Saved entries:
####################

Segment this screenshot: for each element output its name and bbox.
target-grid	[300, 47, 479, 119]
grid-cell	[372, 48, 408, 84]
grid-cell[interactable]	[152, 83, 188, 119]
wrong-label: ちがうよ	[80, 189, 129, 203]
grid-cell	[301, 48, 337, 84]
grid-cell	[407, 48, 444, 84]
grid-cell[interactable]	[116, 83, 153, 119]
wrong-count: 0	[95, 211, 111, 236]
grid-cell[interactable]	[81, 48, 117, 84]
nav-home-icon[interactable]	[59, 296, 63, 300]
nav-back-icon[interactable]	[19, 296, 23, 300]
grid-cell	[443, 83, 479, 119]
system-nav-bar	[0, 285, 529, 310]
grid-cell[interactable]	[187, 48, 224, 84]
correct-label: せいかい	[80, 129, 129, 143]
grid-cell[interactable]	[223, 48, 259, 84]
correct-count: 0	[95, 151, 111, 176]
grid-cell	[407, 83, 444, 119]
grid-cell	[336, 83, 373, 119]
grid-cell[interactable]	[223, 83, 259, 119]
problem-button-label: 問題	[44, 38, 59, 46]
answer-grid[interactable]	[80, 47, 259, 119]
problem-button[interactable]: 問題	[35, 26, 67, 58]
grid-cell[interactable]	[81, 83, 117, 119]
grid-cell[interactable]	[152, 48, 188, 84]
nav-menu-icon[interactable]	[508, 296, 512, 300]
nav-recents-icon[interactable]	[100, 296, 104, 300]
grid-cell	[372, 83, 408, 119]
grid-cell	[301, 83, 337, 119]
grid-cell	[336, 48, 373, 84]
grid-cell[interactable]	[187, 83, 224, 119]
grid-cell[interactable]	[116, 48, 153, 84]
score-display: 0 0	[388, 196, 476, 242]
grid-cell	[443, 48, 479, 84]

####################

▸ **SHORT EXERCISE**
Copy every one of the saved entries above line for line, changing nothing.

▸ **RESULT OF THIS EXERCISE**
Segment this screenshot: for each element output its name and bbox.
target-grid	[300, 47, 479, 119]
grid-cell	[372, 48, 408, 84]
grid-cell[interactable]	[152, 83, 188, 119]
wrong-label: ちがうよ	[80, 189, 129, 203]
grid-cell	[301, 48, 337, 84]
grid-cell	[407, 48, 444, 84]
grid-cell[interactable]	[116, 83, 153, 119]
wrong-count: 0	[95, 211, 111, 236]
grid-cell[interactable]	[81, 48, 117, 84]
nav-home-icon[interactable]	[59, 296, 63, 300]
nav-back-icon[interactable]	[19, 296, 23, 300]
grid-cell	[443, 83, 479, 119]
system-nav-bar	[0, 285, 529, 310]
grid-cell[interactable]	[187, 48, 224, 84]
correct-label: せいかい	[80, 129, 129, 143]
grid-cell[interactable]	[223, 48, 259, 84]
correct-count: 0	[95, 151, 111, 176]
grid-cell	[407, 83, 444, 119]
grid-cell	[336, 83, 373, 119]
grid-cell[interactable]	[223, 83, 259, 119]
problem-button-label: 問題	[44, 38, 59, 46]
answer-grid[interactable]	[80, 47, 259, 119]
problem-button[interactable]: 問題	[35, 26, 67, 58]
grid-cell[interactable]	[81, 83, 117, 119]
grid-cell[interactable]	[152, 48, 188, 84]
nav-menu-icon[interactable]	[508, 296, 512, 300]
nav-recents-icon[interactable]	[100, 296, 104, 300]
grid-cell	[372, 83, 408, 119]
grid-cell	[301, 83, 337, 119]
grid-cell	[336, 48, 373, 84]
grid-cell[interactable]	[187, 83, 224, 119]
grid-cell[interactable]	[116, 48, 153, 84]
score-display: 0 0	[388, 196, 476, 242]
grid-cell	[443, 48, 479, 84]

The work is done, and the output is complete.